The compiler now knows literally nothing about the host language; I have to move tons of ancient code from the global scope to various subclasses to facilitate having multiple implementations for multiple languages. It is genuinely a pain.

I have no accurate ETA, but I'm going to be spending 90% of my waking time on it. It must be done before Sunday night.
Title: Re: Christmas Plans
Post by: forthevin on January 05, 2013, 04:02:10 PM
A couple of thoughts and comments:

First off, spending 90% of one's waking time on something sounds less than healthy. Wouldn't it make more sense to postpone the new parser and compiler if it takes unexpectedly more time? ENIGMA seems to work pretty well at the moment, so I have trouble seeing the hurry.

§ **INFORMATION SHOWN**

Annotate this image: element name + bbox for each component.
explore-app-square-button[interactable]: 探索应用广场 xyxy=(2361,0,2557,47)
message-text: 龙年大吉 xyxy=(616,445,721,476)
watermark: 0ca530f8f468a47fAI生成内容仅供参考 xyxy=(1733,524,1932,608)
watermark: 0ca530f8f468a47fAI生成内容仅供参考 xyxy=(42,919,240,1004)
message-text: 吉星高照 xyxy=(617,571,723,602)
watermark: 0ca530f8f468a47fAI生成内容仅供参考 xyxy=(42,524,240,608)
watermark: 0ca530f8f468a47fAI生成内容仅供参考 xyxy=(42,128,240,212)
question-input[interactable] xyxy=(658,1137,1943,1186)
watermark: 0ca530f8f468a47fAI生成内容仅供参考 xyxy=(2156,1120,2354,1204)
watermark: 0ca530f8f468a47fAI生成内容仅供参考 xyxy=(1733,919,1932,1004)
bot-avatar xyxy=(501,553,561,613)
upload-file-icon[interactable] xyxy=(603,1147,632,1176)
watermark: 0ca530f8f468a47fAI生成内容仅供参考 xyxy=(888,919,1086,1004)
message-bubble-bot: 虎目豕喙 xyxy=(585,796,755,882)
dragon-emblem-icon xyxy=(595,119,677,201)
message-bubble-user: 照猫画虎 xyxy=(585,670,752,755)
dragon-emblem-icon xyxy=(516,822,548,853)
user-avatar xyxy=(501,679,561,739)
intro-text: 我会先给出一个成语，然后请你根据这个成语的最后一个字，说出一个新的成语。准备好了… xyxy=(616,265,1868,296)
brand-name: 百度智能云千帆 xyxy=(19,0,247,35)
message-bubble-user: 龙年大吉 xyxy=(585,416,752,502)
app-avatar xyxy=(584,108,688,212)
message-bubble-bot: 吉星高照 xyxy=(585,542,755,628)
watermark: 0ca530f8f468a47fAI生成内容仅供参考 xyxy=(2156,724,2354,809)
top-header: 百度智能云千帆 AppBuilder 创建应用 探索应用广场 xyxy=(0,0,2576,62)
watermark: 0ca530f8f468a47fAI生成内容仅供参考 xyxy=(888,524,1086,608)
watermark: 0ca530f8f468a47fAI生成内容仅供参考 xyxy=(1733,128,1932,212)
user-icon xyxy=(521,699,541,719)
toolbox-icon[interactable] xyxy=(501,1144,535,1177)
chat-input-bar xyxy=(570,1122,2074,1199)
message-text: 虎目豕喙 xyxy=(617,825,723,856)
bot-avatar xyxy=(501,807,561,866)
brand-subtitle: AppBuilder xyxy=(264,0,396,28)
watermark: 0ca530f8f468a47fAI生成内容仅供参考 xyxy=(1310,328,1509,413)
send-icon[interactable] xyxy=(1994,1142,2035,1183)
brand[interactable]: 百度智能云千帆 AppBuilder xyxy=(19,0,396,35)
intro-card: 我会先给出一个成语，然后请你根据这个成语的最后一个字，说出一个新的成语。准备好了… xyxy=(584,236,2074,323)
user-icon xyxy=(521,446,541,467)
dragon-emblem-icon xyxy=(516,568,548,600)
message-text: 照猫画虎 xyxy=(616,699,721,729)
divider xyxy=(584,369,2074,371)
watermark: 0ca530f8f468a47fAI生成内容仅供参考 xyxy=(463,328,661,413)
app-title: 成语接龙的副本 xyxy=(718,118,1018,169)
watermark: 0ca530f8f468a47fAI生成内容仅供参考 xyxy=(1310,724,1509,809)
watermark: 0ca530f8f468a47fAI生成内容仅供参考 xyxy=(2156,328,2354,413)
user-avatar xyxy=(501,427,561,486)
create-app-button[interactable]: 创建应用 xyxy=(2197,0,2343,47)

§ **TASKS TO PERFORM**
A – Answer these questions using the forum thread:
(i) What share of waking time does the first writer plan to spend on the work?
(ii) By what deadline must the work be done?
(iii) Who posted the reply titled "Re: Christmas Plans," and on what date?
B – Retype the forum thread between "The compiler now" and "seeing the hurry.", inclusive.
The items have no connection to the forum thread.

§ **EXPECTED RESPONSES**
A –
(i) 90%
(ii) Before Sunday night
(iii) forthevin, on January 05, 2013

B –
The compiler now knows literally nothing about the host language; I have to move tons of ancient code from the global scope to various subclasses to facilitate having multiple implementations for multiple languages. It is genuinely a pain.

I have no accurate ETA, but I'm going to be spending 90% of my waking time on it. It must be done before Sunday night.
Title: Re: Christmas Plans
Post by: forthevin on January 05, 2013, 04:02:10 PM
A couple of thoughts and comments:

First off, spending 90% of one's waking time on something sounds less than healthy. Wouldn't it make more sense to postpone the new parser and compiler if it takes unexpectedly more time? ENIGMA seems to work pretty well at the moment, so I have trouble seeing the hurry.